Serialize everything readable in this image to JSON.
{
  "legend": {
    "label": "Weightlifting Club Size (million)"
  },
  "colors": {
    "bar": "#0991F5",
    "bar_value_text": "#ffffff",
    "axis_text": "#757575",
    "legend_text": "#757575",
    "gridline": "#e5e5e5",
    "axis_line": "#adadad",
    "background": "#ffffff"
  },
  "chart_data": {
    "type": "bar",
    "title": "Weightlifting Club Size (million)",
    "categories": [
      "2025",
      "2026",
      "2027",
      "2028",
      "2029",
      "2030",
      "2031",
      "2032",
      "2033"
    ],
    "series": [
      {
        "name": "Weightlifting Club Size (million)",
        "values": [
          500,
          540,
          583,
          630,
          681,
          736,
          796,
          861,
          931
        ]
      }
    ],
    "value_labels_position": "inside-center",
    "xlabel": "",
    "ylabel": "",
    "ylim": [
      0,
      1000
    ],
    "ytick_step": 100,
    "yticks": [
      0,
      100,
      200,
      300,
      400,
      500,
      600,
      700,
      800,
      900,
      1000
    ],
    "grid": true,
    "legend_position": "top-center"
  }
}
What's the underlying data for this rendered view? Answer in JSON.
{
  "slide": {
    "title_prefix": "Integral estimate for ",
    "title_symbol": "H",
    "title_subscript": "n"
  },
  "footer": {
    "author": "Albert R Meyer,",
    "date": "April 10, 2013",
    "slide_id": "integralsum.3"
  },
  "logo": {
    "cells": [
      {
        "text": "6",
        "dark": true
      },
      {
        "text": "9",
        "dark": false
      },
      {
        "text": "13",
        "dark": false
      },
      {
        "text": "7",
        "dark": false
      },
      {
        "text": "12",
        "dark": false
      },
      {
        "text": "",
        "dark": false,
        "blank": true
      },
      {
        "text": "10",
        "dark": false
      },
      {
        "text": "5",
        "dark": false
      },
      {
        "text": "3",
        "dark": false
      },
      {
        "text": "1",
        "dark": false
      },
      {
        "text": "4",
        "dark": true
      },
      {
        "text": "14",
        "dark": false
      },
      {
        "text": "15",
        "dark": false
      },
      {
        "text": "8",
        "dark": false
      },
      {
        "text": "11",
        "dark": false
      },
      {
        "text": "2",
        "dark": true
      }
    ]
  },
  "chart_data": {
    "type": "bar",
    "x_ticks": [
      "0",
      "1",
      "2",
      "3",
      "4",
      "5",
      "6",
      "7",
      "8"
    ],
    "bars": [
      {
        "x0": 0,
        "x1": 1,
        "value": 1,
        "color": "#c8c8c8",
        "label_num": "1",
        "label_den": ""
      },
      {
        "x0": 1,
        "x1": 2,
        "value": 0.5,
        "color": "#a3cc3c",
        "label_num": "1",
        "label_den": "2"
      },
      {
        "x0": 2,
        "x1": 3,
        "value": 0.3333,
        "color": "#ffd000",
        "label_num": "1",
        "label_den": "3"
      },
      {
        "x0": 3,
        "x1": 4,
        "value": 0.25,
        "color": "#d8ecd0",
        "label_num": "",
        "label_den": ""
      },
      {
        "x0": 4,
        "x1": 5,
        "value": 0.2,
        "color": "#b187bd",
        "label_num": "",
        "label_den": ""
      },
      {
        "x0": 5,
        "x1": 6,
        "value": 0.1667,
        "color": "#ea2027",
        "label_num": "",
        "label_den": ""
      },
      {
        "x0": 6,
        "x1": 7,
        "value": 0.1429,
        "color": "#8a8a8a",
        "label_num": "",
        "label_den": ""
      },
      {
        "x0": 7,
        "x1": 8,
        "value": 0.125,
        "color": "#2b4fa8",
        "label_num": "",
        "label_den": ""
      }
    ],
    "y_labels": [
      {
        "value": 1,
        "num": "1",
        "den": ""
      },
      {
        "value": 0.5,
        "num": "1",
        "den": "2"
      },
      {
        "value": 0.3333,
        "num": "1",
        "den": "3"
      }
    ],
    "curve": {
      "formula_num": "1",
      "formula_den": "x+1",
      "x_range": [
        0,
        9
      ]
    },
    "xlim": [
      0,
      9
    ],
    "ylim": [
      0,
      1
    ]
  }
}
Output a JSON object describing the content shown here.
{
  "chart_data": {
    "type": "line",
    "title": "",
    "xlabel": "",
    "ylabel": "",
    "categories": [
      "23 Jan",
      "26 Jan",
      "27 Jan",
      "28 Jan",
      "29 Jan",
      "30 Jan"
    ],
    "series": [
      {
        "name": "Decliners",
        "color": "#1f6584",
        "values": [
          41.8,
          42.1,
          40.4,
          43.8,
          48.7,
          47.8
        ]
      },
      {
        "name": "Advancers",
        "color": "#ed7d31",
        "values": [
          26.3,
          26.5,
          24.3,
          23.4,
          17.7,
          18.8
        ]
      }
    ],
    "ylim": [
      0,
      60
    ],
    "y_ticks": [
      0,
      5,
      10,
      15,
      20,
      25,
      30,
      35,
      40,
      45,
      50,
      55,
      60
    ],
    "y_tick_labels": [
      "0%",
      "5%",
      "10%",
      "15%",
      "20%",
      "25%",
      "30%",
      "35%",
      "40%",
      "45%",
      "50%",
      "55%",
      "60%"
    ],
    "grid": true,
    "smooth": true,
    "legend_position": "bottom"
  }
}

*****

YOUR INSTRUCTIONS: Return what is listed above, exactly and completely.

RESULT:
Serialize everything readable in this image to JSON.
{
  "legend": {
    "label": "Weightlifting Club Size (million)"
  },
  "colors": {
    "bar": "#0991F5",
    "bar_value_text": "#ffffff",
    "axis_text": "#757575",
    "legend_text": "#757575",
    "gridline": "#e5e5e5",
    "axis_line": "#adadad",
    "background": "#ffffff"
  },
  "chart_data": {
    "type": "bar",
    "title": "Weightlifting Club Size (million)",
    "categories": [
      "2025",
      "2026",
      "2027",
      "2028",
      "2029",
      "2030",
      "2031",
      "2032",
      "2033"
    ],
    "series": [
      {
        "name": "Weightlifting Club Size (million)",
        "values": [
          500,
          540,
          583,
          630,
          681,
          736,
          796,
          861,
          931
        ]
      }
    ],
    "value_labels_position": "inside-center",
    "xlabel": "",
    "ylabel": "",
    "ylim": [
      0,
      1000
    ],
    "ytick_step": 100,
    "yticks": [
      0,
      100,
      200,
      300,
      400,
      500,
      600,
      700,
      800,
      900,
      1000
    ],
    "grid": true,
    "legend_position": "top-center"
  }
}
What's the underlying data for this rendered view? Answer in JSON.
{
  "slide": {
    "title_prefix": "Integral estimate for ",
    "title_symbol": "H",
    "title_subscript": "n"
  },
  "footer": {
    "author": "Albert R Meyer,",
    "date": "April 10, 2013",
    "slide_id": "integralsum.3"
  },
  "logo": {
    "cells": [
      {
        "text": "6",
        "dark": true
      },
      {
        "text": "9",
        "dark": false
      },
      {
        "text": "13",
        "dark": false
      },
      {
        "text": "7",
        "dark": false
      },
      {
        "text": "12",
        "dark": false
      },
      {
        "text": "",
        "dark": false,
        "blank": true
      },
      {
        "text": "10",
        "dark": false
      },
      {
        "text": "5",
        "dark": false
      },
      {
        "text": "3",
        "dark": false
      },
      {
        "text": "1",
        "dark": false
      },
      {
        "text": "4",
        "dark": true
      },
      {
        "text": "14",
        "dark": false
      },
      {
        "text": "15",
        "dark": false
      },
      {
        "text": "8",
        "dark": false
      },
      {
        "text": "11",
        "dark": false
      },
      {
        "text": "2",
        "dark": true
      }
    ]
  },
  "chart_data": {
    "type": "bar",
    "x_ticks": [
      "0",
      "1",
      "2",
      "3",
      "4",
      "5",
      "6",
      "7",
      "8"
    ],
    "bars": [
      {
        "x0": 0,
        "x1": 1,
        "value": 1,
        "color": "#c8c8c8",
        "label_num": "1",
        "label_den": ""
      },
      {
        "x0": 1,
        "x1": 2,
        "value": 0.5,
        "color": "#a3cc3c",
        "label_num": "1",
        "label_den": "2"
      },
      {
        "x0": 2,
        "x1": 3,
        "value": 0.3333,
        "color": "#ffd000",
        "label_num": "1",
        "label_den": "3"
      },
      {
        "x0": 3,
        "x1": 4,
        "value": 0.25,
        "color": "#d8ecd0",
        "label_num": "",
        "label_den": ""
      },
      {
        "x0": 4,
        "x1": 5,
        "value": 0.2,
        "color": "#b187bd",
        "label_num": "",
        "label_den": ""
      },
      {
        "x0": 5,
        "x1": 6,
        "value": 0.1667,
        "color": "#ea2027",
        "label_num": "",
        "label_den": ""
      },
      {
        "x0": 6,
        "x1": 7,
        "value": 0.1429,
        "color": "#8a8a8a",
        "label_num": "",
        "label_den": ""
      },
      {
        "x0": 7,
        "x1": 8,
        "value": 0.125,
        "color": "#2b4fa8",
        "label_num": "",
        "label_den": ""
      }
    ],
    "y_labels": [
      {
        "value": 1,
        "num": "1",
        "den": ""
      },
      {
        "value": 0.5,
        "num": "1",
        "den": "2"
      },
      {
        "value": 0.3333,
        "num": "1",
        "den": "3"
      }
    ],
    "curve": {
      "formula_num": "1",
      "formula_den": "x+1",
      "x_range": [
        0,
        9
      ]
    },
    "xlim": [
      0,
      9
    ],
    "ylim": [
      0,
      1
    ]
  }
}
Output a JSON object describing the content shown here.
{
  "chart_data": {
    "type": "line",
    "title": "",
    "xlabel": "",
    "ylabel": "",
    "categories": [
      "23 Jan",
      "26 Jan",
      "27 Jan",
      "28 Jan",
      "29 Jan",
      "30 Jan"
    ],
    "series": [
      {
        "name": "Decliners",
        "color": "#1f6584",
        "values": [
          41.8,
          42.1,
          40.4,
          43.8,
          48.7,
          47.8
        ]
      },
      {
        "name": "Advancers",
        "color": "#ed7d31",
        "values": [
          26.3,
          26.5,
          24.3,
          23.4,
          17.7,
          18.8
        ]
      }
    ],
    "ylim": [
      0,
      60
    ],
    "y_ticks": [
      0,
      5,
      10,
      15,
      20,
      25,
      30,
      35,
      40,
      45,
      50,
      55,
      60
    ],
    "y_tick_labels": [
      "0%",
      "5%",
      "10%",
      "15%",
      "20%",
      "25%",
      "30%",
      "35%",
      "40%",
      "45%",
      "50%",
      "55%",
      "60%"
    ],
    "grid": true,
    "smooth": true,
    "legend_position": "bottom"
  }
}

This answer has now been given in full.